[Figure collection entries]

-*-

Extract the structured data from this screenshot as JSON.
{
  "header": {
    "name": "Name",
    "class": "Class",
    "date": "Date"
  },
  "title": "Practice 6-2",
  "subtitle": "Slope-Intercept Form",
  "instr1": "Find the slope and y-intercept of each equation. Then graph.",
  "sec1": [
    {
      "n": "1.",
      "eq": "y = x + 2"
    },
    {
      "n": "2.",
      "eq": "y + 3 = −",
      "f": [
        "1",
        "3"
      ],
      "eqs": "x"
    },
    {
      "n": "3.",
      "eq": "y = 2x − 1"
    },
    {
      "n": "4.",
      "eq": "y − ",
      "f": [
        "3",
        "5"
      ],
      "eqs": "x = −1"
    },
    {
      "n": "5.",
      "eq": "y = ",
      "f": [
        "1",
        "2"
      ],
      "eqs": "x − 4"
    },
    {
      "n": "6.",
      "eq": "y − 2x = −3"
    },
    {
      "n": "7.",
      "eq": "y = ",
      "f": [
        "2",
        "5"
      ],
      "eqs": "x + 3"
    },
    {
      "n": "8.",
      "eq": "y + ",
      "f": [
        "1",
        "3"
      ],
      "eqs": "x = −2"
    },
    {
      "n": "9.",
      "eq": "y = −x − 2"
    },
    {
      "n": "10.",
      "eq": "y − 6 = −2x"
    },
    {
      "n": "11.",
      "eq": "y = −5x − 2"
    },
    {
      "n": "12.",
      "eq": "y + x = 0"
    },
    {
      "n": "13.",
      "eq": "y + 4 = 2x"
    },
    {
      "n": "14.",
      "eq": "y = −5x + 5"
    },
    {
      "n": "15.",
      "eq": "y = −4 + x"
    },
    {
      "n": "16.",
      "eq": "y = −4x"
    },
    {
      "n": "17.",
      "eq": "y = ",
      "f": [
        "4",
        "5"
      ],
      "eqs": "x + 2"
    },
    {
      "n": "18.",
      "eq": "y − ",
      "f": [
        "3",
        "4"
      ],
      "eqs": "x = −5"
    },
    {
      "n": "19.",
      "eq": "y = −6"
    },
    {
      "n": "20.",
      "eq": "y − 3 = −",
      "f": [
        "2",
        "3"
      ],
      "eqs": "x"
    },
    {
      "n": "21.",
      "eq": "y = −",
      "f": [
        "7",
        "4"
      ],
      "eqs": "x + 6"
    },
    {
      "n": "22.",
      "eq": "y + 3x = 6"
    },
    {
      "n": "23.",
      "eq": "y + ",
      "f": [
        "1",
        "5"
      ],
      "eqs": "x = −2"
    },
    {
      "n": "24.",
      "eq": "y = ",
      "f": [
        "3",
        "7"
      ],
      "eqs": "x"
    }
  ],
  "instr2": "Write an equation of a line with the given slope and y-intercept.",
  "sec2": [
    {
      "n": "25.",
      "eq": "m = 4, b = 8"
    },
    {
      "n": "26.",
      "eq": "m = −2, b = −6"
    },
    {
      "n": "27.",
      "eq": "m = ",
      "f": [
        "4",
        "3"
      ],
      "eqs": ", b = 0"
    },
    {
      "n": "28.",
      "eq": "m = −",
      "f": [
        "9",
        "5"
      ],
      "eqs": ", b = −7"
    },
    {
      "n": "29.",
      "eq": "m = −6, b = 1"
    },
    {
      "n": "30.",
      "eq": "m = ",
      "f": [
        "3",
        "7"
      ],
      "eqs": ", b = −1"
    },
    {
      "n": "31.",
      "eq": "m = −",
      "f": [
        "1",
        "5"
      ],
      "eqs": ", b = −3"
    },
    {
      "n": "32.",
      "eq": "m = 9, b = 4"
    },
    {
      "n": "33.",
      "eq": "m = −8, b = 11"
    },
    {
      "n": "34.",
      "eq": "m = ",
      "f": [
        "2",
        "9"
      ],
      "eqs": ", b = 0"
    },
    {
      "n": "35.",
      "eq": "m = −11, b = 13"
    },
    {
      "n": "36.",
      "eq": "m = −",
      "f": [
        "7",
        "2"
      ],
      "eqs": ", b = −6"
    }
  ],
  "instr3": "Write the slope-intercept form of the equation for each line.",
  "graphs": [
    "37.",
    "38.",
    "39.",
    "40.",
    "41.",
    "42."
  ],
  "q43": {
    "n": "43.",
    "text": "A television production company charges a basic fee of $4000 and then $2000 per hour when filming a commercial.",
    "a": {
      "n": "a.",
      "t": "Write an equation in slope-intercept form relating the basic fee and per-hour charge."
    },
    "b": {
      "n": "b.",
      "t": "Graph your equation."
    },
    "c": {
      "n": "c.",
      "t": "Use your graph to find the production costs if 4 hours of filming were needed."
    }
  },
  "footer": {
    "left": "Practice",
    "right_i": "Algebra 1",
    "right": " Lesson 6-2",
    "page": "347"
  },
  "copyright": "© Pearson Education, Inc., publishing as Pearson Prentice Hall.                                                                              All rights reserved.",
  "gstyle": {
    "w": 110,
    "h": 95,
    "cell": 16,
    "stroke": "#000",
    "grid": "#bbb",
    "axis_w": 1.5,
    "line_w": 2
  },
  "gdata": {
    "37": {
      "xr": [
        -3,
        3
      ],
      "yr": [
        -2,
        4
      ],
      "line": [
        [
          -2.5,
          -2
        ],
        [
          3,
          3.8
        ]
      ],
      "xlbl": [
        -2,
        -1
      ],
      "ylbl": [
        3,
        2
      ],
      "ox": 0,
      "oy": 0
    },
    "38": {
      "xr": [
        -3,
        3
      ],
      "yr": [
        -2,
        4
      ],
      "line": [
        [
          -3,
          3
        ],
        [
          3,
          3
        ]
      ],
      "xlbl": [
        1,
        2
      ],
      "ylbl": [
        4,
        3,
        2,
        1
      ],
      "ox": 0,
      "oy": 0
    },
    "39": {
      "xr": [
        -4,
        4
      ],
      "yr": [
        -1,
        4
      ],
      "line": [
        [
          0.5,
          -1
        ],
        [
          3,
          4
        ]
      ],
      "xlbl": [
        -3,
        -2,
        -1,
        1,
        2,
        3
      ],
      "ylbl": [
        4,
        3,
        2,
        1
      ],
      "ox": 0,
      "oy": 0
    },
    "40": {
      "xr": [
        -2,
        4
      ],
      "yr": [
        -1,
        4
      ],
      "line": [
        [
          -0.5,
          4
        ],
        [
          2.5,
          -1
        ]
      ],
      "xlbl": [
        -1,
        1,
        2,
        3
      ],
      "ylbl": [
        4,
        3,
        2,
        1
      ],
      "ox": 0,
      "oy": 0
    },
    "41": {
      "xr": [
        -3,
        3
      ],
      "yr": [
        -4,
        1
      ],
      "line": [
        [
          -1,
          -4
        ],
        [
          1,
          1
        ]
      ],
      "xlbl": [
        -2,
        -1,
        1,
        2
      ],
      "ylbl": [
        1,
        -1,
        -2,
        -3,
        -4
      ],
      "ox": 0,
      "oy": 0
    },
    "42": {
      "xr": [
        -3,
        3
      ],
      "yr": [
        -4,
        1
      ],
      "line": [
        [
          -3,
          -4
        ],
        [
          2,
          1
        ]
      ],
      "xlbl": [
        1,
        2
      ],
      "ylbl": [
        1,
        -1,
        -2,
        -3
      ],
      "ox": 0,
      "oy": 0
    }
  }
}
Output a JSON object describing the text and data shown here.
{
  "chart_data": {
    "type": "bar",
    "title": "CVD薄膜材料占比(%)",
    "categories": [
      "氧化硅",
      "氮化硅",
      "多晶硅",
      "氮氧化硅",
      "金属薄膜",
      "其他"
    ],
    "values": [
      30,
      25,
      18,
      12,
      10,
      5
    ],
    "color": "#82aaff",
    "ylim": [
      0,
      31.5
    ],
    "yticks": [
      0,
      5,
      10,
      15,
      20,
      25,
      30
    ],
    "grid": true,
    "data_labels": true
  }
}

-*-

> Written problem: List each line of the entries that holds the string "production".

> Response below:
    "text": "A television production company charges a basic fee of $4000 and then $2000 per hour when filming a commercial.",
      "t": "Use your graph to find the production costs if 4 hours of filming were needed."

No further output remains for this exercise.